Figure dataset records
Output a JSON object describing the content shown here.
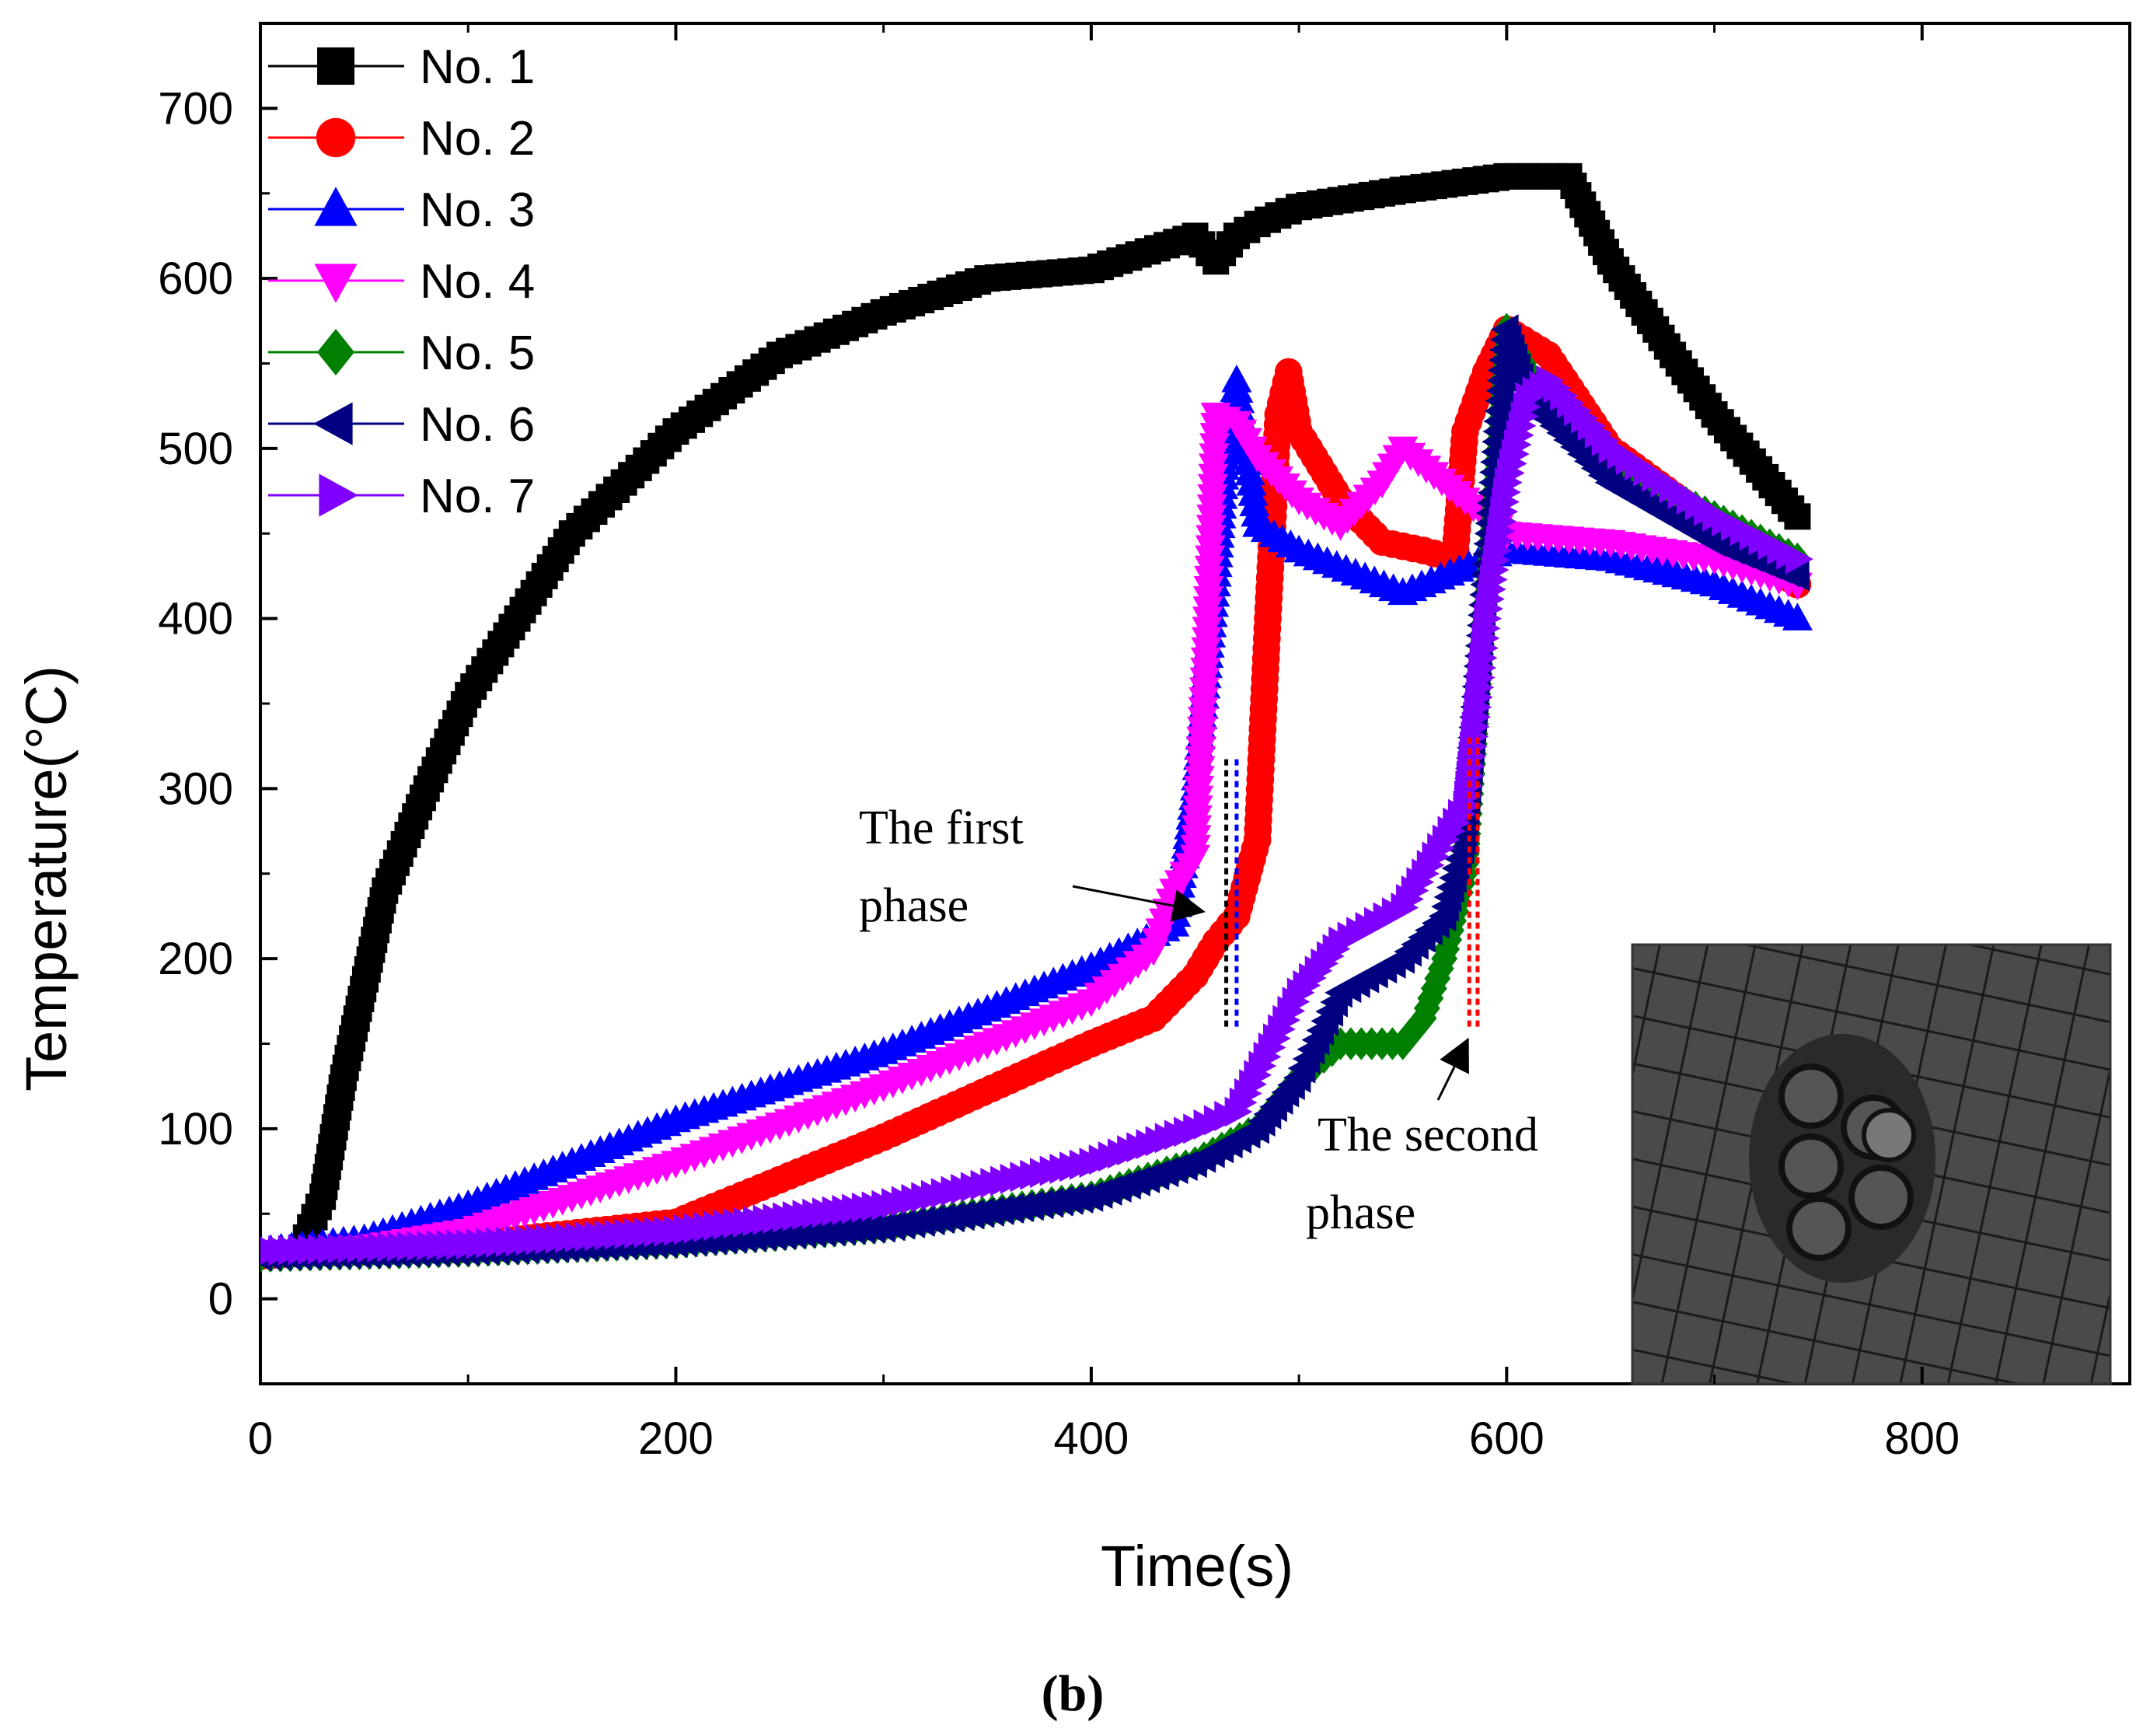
{
  "chart_data": {
    "type": "line",
    "title": "",
    "xlabel": "Time(s)",
    "ylabel": "Temperature(°C)",
    "xlim": [
      0,
      900
    ],
    "ylim": [
      -50,
      750
    ],
    "xticks": [
      0,
      200,
      400,
      600,
      800
    ],
    "yticks": [
      0,
      100,
      200,
      300,
      400,
      500,
      600,
      700
    ],
    "legend_position": "top-left",
    "caption": "(b)",
    "colors": {
      "No. 1": "#000000",
      "No. 2": "#ff0000",
      "No. 3": "#0000ff",
      "No. 4": "#ff00ff",
      "No. 5": "#008000",
      "No. 6": "#000080",
      "No. 7": "#8000ff"
    },
    "series": [
      {
        "name": "No. 1",
        "marker": "square",
        "x": [
          20,
          30,
          40,
          60,
          80,
          100,
          150,
          200,
          250,
          300,
          350,
          400,
          450,
          460,
          470,
          480,
          500,
          550,
          600,
          630,
          650,
          680,
          700,
          740
        ],
        "y": [
          30,
          60,
          130,
          240,
          300,
          355,
          450,
          510,
          555,
          580,
          600,
          605,
          625,
          610,
          625,
          632,
          642,
          652,
          660,
          660,
          610,
          555,
          520,
          460
        ]
      },
      {
        "name": "No. 2",
        "marker": "circle",
        "x": [
          0,
          50,
          100,
          200,
          300,
          400,
          430,
          450,
          460,
          470,
          480,
          485,
          490,
          495,
          500,
          520,
          540,
          560,
          575,
          580,
          590,
          600,
          620,
          650,
          700,
          740
        ],
        "y": [
          25,
          30,
          32,
          45,
          95,
          150,
          165,
          190,
          210,
          225,
          270,
          400,
          520,
          545,
          510,
          470,
          445,
          440,
          435,
          510,
          545,
          570,
          555,
          500,
          455,
          420
        ]
      },
      {
        "name": "No. 3",
        "marker": "triangle-up",
        "x": [
          0,
          50,
          100,
          200,
          300,
          400,
          440,
          450,
          460,
          465,
          470,
          480,
          500,
          550,
          600,
          650,
          700,
          740
        ],
        "y": [
          28,
          35,
          55,
          105,
          145,
          195,
          220,
          300,
          420,
          500,
          540,
          455,
          440,
          415,
          440,
          435,
          420,
          400
        ]
      },
      {
        "name": "No. 4",
        "marker": "triangle-down",
        "x": [
          0,
          50,
          100,
          200,
          300,
          400,
          430,
          440,
          450,
          455,
          460,
          470,
          480,
          500,
          520,
          540,
          550,
          580,
          600,
          650,
          700,
          740
        ],
        "y": [
          25,
          30,
          40,
          80,
          125,
          175,
          205,
          240,
          260,
          370,
          520,
          515,
          495,
          470,
          455,
          480,
          500,
          470,
          450,
          445,
          435,
          420
        ]
      },
      {
        "name": "No. 5",
        "marker": "diamond",
        "x": [
          0,
          100,
          200,
          300,
          400,
          450,
          480,
          500,
          520,
          540,
          550,
          560,
          570,
          580,
          590,
          600,
          610,
          650,
          700,
          740
        ],
        "y": [
          25,
          28,
          33,
          42,
          60,
          80,
          100,
          130,
          150,
          150,
          150,
          165,
          200,
          250,
          420,
          570,
          545,
          490,
          460,
          435
        ]
      },
      {
        "name": "No. 6",
        "marker": "triangle-left",
        "x": [
          0,
          100,
          200,
          300,
          400,
          450,
          480,
          500,
          520,
          550,
          570,
          580,
          590,
          600,
          610,
          650,
          700,
          740
        ],
        "y": [
          25,
          28,
          33,
          42,
          60,
          80,
          100,
          130,
          180,
          200,
          225,
          270,
          420,
          570,
          530,
          480,
          445,
          425
        ]
      },
      {
        "name": "No. 7",
        "marker": "triangle-right",
        "x": [
          0,
          100,
          200,
          300,
          400,
          450,
          470,
          500,
          520,
          550,
          580,
          590,
          600,
          610,
          620,
          650,
          700,
          740
        ],
        "y": [
          28,
          32,
          40,
          55,
          80,
          100,
          110,
          180,
          210,
          230,
          290,
          400,
          480,
          530,
          540,
          500,
          460,
          435
        ]
      }
    ],
    "markers": {
      "first_phase": {
        "x": [
          465,
          470
        ],
        "y": [
          160,
          320
        ],
        "colors": [
          "#000000",
          "#0000ff"
        ]
      },
      "second_phase": {
        "x": [
          582,
          586
        ],
        "y": [
          160,
          330
        ],
        "colors": [
          "#ff0000",
          "#ff0000"
        ]
      }
    },
    "annotations": [
      {
        "id": "first",
        "lines": [
          "The  first",
          "phase"
        ],
        "arrow_to": [
          459,
          237
        ]
      },
      {
        "id": "second",
        "lines": [
          "The  second",
          "phase"
        ],
        "arrow_to": [
          583,
          160
        ]
      }
    ]
  },
  "inset": {
    "alt": "photo-inset"
  }
}
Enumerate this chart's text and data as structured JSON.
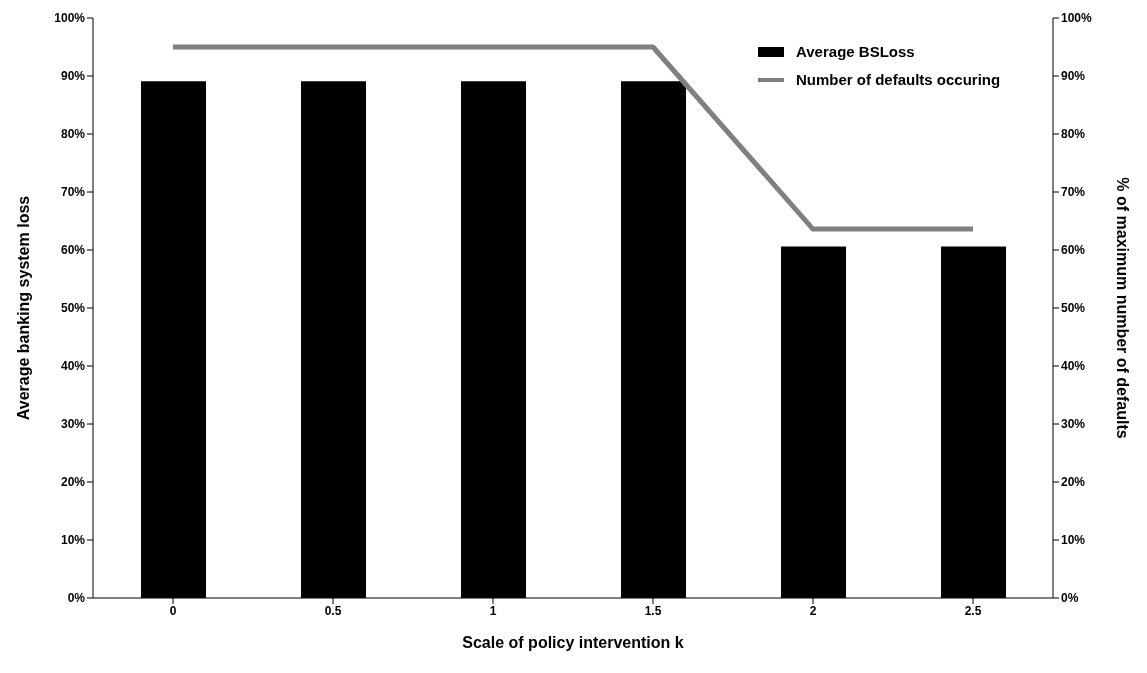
{
  "chart_data": {
    "type": "bar",
    "xlabel": "Scale of policy intervention k",
    "ylabel": "Average banking system loss",
    "y2label": "% of maximum number of defaults",
    "categories": [
      "0",
      "0.5",
      "1",
      "1.5",
      "2",
      "2.5"
    ],
    "series": [
      {
        "name": "Average BSLoss",
        "color": "#000000",
        "values": [
          89.1,
          89.1,
          89.1,
          89.1,
          60.6,
          60.6
        ]
      },
      {
        "name": "Number of defaults occuring",
        "type": "line",
        "axis": "y2",
        "color": "#808080",
        "values": [
          95,
          95,
          95,
          95,
          63.6,
          63.6
        ]
      }
    ],
    "ylim": [
      0,
      100
    ],
    "yticks": [
      {
        "value": 0,
        "label": "0%"
      },
      {
        "value": 10,
        "label": "10%"
      },
      {
        "value": 20,
        "label": "20%"
      },
      {
        "value": 30,
        "label": "30%"
      },
      {
        "value": 40,
        "label": "40%"
      },
      {
        "value": 50,
        "label": "50%"
      },
      {
        "value": 60,
        "label": "60%"
      },
      {
        "value": 70,
        "label": "70%"
      },
      {
        "value": 80,
        "label": "80%"
      },
      {
        "value": 90,
        "label": "90%"
      },
      {
        "value": 100,
        "label": "100%"
      }
    ],
    "y2lim": [
      0,
      100
    ],
    "y2ticks": [
      {
        "value": 0,
        "label": "0%"
      },
      {
        "value": 10,
        "label": "10%"
      },
      {
        "value": 20,
        "label": "20%"
      },
      {
        "value": 30,
        "label": "30%"
      },
      {
        "value": 40,
        "label": "40%"
      },
      {
        "value": 50,
        "label": "50%"
      },
      {
        "value": 60,
        "label": "60%"
      },
      {
        "value": 70,
        "label": "70%"
      },
      {
        "value": 80,
        "label": "80%"
      },
      {
        "value": 90,
        "label": "90%"
      },
      {
        "value": 100,
        "label": "100%"
      }
    ],
    "grid": false,
    "legend": "top right",
    "marker": "none",
    "line_style": "solid"
  }
}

**Problem details**
Your task is to reproduce all of the material exactly. The pictures stay out.

**Reply to the task**
Output a JSON object describing the content shown here.
{
  "chart_data": {
    "type": "line",
    "title": "",
    "xlabel": "Time(s)",
    "ylabel": "Temperature(°C)",
    "xlim": [
      0,
      900
    ],
    "ylim": [
      -50,
      750
    ],
    "xticks": [
      0,
      200,
      400,
      600,
      800
    ],
    "yticks": [
      0,
      100,
      200,
      300,
      400,
      500,
      600,
      700
    ],
    "legend_position": "top-left",
    "caption": "(b)",
    "colors": {
      "No. 1": "#000000",
      "No. 2": "#ff0000",
      "No. 3": "#0000ff",
      "No. 4": "#ff00ff",
      "No. 5": "#008000",
      "No. 6": "#000080",
      "No. 7": "#8000ff"
    },
    "series": [
      {
        "name": "No. 1",
        "marker": "square",
        "x": [
          20,
          30,
          40,
          60,
          80,
          100,
          150,
          200,
          250,
          300,
          350,
          400,
          450,
          460,
          470,
          480,
          500,
          550,
          600,
          630,
          650,
          680,
          700,
          740
        ],
        "y": [
          30,
          60,
          130,
          240,
          300,
          355,
          450,
          510,
          555,
          580,
          600,
          605,
          625,
          610,
          625,
          632,
          642,
          652,
          660,
          660,
          610,
          555,
          520,
          460
        ]
      },
      {
        "name": "No. 2",
        "marker": "circle",
        "x": [
          0,
          50,
          100,
          200,
          300,
          400,
          430,
          450,
          460,
          470,
          480,
          485,
          490,
          495,
          500,
          520,
          540,
          560,
          575,
          580,
          590,
          600,
          620,
          650,
          700,
          740
        ],
        "y": [
          25,
          30,
          32,
          45,
          95,
          150,
          165,
          190,
          210,
          225,
          270,
          400,
          520,
          545,
          510,
          470,
          445,
          440,
          435,
          510,
          545,
          570,
          555,
          500,
          455,
          420
        ]
      },
      {
        "name": "No. 3",
        "marker": "triangle-up",
        "x": [
          0,
          50,
          100,
          200,
          300,
          400,
          440,
          450,
          460,
          465,
          470,
          480,
          500,
          550,
          600,
          650,
          700,
          740
        ],
        "y": [
          28,
          35,
          55,
          105,
          145,
          195,
          220,
          300,
          420,
          500,
          540,
          455,
          440,
          415,
          440,
          435,
          420,
          400
        ]
      },
      {
        "name": "No. 4",
        "marker": "triangle-down",
        "x": [
          0,
          50,
          100,
          200,
          300,
          400,
          430,
          440,
          450,
          455,
          460,
          470,
          480,
          500,
          520,
          540,
          550,
          580,
          600,
          650,
          700,
          740
        ],
        "y": [
          25,
          30,
          40,
          80,
          125,
          175,
          205,
          240,
          260,
          370,
          520,
          515,
          495,
          470,
          455,
          480,
          500,
          470,
          450,
          445,
          435,
          420
        ]
      },
      {
        "name": "No. 5",
        "marker": "diamond",
        "x": [
          0,
          100,
          200,
          300,
          400,
          450,
          480,
          500,
          520,
          540,
          550,
          560,
          570,
          580,
          590,
          600,
          610,
          650,
          700,
          740
        ],
        "y": [
          25,
          28,
          33,
          42,
          60,
          80,
          100,
          130,
          150,
          150,
          150,
          165,
          200,
          250,
          420,
          570,
          545,
          490,
          460,
          435
        ]
      },
      {
        "name": "No. 6",
        "marker": "triangle-left",
        "x": [
          0,
          100,
          200,
          300,
          400,
          450,
          480,
          500,
          520,
          550,
          570,
          580,
          590,
          600,
          610,
          650,
          700,
          740
        ],
        "y": [
          25,
          28,
          33,
          42,
          60,
          80,
          100,
          130,
          180,
          200,
          225,
          270,
          420,
          570,
          530,
          480,
          445,
          425
        ]
      },
      {
        "name": "No. 7",
        "marker": "triangle-right",
        "x": [
          0,
          100,
          200,
          300,
          400,
          450,
          470,
          500,
          520,
          550,
          580,
          590,
          600,
          610,
          620,
          650,
          700,
          740
        ],
        "y": [
          28,
          32,
          40,
          55,
          80,
          100,
          110,
          180,
          210,
          230,
          290,
          400,
          480,
          530,
          540,
          500,
          460,
          435
        ]
      }
    ],
    "markers": {
      "first_phase": {
        "x": [
          465,
          470
        ],
        "y": [
          160,
          320
        ],
        "colors": [
          "#000000",
          "#0000ff"
        ]
      },
      "second_phase": {
        "x": [
          582,
          586
        ],
        "y": [
          160,
          330
        ],
        "colors": [
          "#ff0000",
          "#ff0000"
        ]
      }
    },
    "annotations": [
      {
        "id": "first",
        "lines": [
          "The  first",
          "phase"
        ],
        "arrow_to": [
          459,
          237
        ]
      },
      {
        "id": "second",
        "lines": [
          "The  second",
          "phase"
        ],
        "arrow_to": [
          583,
          160
        ]
      }
    ]
  },
  "inset": {
    "alt": "photo-inset"
  }
}
Enumerate this chart's text and data as structured JSON.
{
  "chart_data": {
    "type": "bar",
    "xlabel": "Scale of policy intervention k",
    "ylabel": "Average banking system loss",
    "y2label": "% of maximum number of defaults",
    "categories": [
      "0",
      "0.5",
      "1",
      "1.5",
      "2",
      "2.5"
    ],
    "series": [
      {
        "name": "Average BSLoss",
        "color": "#000000",
        "values": [
          89.1,
          89.1,
          89.1,
          89.1,
          60.6,
          60.6
        ]
      },
      {
        "name": "Number of defaults occuring",
        "type": "line",
        "axis": "y2",
        "color": "#808080",
        "values": [
          95,
          95,
          95,
          95,
          63.6,
          63.6
        ]
      }
    ],
    "ylim": [
      0,
      100
    ],
    "yticks": [
      {
        "value": 0,
        "label": "0%"
      },
      {
        "value": 10,
        "label": "10%"
      },
      {
        "value": 20,
        "label": "20%"
      },
      {
        "value": 30,
        "label": "30%"
      },
      {
        "value": 40,
        "label": "40%"
      },
      {
        "value": 50,
        "label": "50%"
      },
      {
        "value": 60,
        "label": "60%"
      },
      {
        "value": 70,
        "label": "70%"
      },
      {
        "value": 80,
        "label": "80%"
      },
      {
        "value": 90,
        "label": "90%"
      },
      {
        "value": 100,
        "label": "100%"
      }
    ],
    "y2lim": [
      0,
      100
    ],
    "y2ticks": [
      {
        "value": 0,
        "label": "0%"
      },
      {
        "value": 10,
        "label": "10%"
      },
      {
        "value": 20,
        "label": "20%"
      },
      {
        "value": 30,
        "label": "30%"
      },
      {
        "value": 40,
        "label": "40%"
      },
      {
        "value": 50,
        "label": "50%"
      },
      {
        "value": 60,
        "label": "60%"
      },
      {
        "value": 70,
        "label": "70%"
      },
      {
        "value": 80,
        "label": "80%"
      },
      {
        "value": 90,
        "label": "90%"
      },
      {
        "value": 100,
        "label": "100%"
      }
    ],
    "grid": false,
    "legend": "top right",
    "marker": "none",
    "line_style": "solid"
  }
}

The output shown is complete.